▶ DOCUMENT SEGMENT:
>>>>
January 27 2025

The two assets the pros are bullish about now

Carl HazeleyJanuary 27 2025

Every month, Bank of America rolls out a survey to see where the world’s fund managers stand on markets and the economy. And the latest one reveals a shift – the 214 pros surveyed (managing a whopping $576 billion in portfolios between them) have rapidly increased their holdings in European stocks and have tempered their reliance on US stocks. Here’s a look at what they’re saying now and where they’re putting the big money.

Okay, so what did the survey find?

This move into European stocks was anything but subtle: this was the group’s second-biggest jump in 25 years. But maybe that was bound to happen. After all, in the month before, the survey revealed record positioning in US stocks. So as that huge position cooled, those funds had to go somewhere.

Overall, the weeklong survey that ended on January 16th showed that these folks remain positive about the outlook for markets – they’re just not as positive as they were. A net 41% of them were holding bigger-than-benchmark (or “overweight”) positions in global stocks – albeit less than the three-year high of 49% in December.
<<<<
▶ EXERCISE REQUIREMENTS:
1 - In the article about the Bank of America fund manager survey, on what date did the weeklong survey end?
2 - Write the next part of the article about the Bank of America fund manager survey, starting after its last sentence.
The data after this sentence comes from a separate source.

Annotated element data
>>>>
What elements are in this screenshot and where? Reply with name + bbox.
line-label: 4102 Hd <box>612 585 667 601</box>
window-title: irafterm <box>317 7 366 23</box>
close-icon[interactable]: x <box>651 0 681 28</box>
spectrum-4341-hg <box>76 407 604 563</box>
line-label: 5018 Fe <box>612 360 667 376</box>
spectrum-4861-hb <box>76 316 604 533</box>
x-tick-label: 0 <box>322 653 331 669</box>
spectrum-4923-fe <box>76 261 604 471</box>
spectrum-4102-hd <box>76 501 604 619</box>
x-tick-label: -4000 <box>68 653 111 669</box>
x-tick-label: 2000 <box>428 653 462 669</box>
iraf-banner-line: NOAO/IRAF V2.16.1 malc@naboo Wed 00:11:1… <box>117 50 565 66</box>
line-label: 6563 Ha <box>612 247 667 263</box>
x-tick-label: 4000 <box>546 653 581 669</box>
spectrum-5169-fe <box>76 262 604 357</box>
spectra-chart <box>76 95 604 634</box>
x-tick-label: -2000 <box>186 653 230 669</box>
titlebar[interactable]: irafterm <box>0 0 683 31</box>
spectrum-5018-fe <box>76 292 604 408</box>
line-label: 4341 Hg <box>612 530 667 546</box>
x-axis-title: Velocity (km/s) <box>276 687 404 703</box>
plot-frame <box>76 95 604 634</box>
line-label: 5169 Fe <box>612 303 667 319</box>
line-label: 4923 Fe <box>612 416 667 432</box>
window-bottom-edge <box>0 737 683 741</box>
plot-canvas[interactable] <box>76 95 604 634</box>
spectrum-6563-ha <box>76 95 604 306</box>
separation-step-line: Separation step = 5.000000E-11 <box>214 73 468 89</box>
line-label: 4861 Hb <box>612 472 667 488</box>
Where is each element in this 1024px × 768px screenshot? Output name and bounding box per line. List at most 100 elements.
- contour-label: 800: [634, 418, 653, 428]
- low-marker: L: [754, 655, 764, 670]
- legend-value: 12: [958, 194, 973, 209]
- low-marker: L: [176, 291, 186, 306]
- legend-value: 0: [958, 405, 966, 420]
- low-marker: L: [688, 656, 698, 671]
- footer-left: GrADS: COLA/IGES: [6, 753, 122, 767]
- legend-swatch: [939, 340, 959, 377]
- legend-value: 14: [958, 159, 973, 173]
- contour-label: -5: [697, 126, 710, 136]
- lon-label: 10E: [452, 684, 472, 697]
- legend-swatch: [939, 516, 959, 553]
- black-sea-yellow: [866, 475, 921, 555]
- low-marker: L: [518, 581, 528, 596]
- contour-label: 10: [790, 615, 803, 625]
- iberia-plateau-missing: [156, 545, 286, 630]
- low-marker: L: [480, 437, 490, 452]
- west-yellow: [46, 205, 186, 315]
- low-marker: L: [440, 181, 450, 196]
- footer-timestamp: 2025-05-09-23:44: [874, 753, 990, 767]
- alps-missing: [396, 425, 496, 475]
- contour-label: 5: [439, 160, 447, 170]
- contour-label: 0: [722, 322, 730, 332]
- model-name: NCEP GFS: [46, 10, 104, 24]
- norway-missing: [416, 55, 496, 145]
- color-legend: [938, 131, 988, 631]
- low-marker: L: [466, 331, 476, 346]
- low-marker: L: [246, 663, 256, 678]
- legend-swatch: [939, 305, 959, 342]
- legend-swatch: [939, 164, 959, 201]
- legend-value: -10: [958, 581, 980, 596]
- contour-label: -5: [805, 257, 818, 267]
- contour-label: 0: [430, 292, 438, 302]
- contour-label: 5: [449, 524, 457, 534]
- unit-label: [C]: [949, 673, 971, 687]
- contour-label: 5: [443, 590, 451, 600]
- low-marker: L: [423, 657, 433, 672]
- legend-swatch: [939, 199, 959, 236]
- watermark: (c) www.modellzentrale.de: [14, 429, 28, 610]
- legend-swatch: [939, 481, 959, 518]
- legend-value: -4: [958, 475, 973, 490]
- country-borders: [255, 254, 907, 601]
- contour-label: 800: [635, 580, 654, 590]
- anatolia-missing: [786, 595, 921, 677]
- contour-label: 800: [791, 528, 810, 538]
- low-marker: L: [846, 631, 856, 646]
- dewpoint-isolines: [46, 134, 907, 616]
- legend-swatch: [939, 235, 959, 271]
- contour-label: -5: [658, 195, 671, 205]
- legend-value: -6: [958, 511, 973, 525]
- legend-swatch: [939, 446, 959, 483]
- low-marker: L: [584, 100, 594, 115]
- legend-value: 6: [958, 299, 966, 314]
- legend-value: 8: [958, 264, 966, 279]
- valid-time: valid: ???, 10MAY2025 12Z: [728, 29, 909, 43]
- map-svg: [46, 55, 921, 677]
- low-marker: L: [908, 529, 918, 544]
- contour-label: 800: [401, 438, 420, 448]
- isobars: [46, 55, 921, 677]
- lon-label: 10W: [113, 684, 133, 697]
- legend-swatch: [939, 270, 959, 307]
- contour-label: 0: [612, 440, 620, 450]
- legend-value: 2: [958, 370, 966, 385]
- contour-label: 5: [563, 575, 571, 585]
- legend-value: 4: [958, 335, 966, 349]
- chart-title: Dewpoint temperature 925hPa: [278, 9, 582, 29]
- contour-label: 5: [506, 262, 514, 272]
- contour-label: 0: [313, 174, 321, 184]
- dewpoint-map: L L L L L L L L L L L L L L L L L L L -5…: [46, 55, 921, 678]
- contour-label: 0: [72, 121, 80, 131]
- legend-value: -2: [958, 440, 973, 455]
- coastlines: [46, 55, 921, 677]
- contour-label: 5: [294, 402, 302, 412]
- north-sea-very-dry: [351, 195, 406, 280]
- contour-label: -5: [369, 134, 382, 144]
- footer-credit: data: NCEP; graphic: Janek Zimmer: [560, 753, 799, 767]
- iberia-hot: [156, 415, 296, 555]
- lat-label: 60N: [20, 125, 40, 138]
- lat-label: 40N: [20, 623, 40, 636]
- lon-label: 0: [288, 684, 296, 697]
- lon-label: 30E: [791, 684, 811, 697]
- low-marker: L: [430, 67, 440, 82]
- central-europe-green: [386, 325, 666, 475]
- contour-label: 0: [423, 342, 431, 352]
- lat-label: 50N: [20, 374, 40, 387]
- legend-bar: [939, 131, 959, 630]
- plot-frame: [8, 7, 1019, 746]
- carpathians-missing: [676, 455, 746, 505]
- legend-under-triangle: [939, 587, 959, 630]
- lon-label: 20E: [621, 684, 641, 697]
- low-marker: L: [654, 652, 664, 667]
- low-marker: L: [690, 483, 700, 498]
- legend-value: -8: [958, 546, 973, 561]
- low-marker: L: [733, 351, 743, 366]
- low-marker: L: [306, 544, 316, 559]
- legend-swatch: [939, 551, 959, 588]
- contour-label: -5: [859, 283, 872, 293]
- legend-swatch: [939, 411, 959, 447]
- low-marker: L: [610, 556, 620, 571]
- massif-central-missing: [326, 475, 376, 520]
<<<<
▶ ANSWERS TO THE PROBLEMS:
1 - January 16th

2 -
So, if January’s concerns over the impact of potential new US tariffs prove unfounded, there could be potential for lagging and sold-off stocks to play catch-up.

But for January at least, these investors were feeling bullish about two things: the US dollar and stocks – and bearish about everything else, especially bonds, where their collective underweight was the starkest since October 2022.

That feeling underpinned the bump in eurozone asset allocations, which swung from a 25% underweight position to a net 1% overweight – its widest monthly swing since 2015.

These investors said they were 19% overweight on US stocks, compared to their record 36% overweight position the month before.

Where do the pros see things headed?

A net 14% of folks answering the survey expected big-cap stocks to outperform – compared to December’s net 12% who said small-caps would likely steal the spotlight.

A net 1% expect value stocks – i.e. shares that are trading for less than their intrinsic value – will outperform ones from so-called growth stocks. That’s compared to 20% in December and a low not seen since July. And just 14% see high-dividend yield stocks outperforming low-yielding ones – the lowest since October 2020.

This suggests that these folks are feeling a tad more hopeful about the market's overall prospects. That said, they probably won’t rush with abandon toward the Magnificent Seven stocks—this group put those at the top of its list of most-crowded trades, followed by the US dollar and cryptocurrencies.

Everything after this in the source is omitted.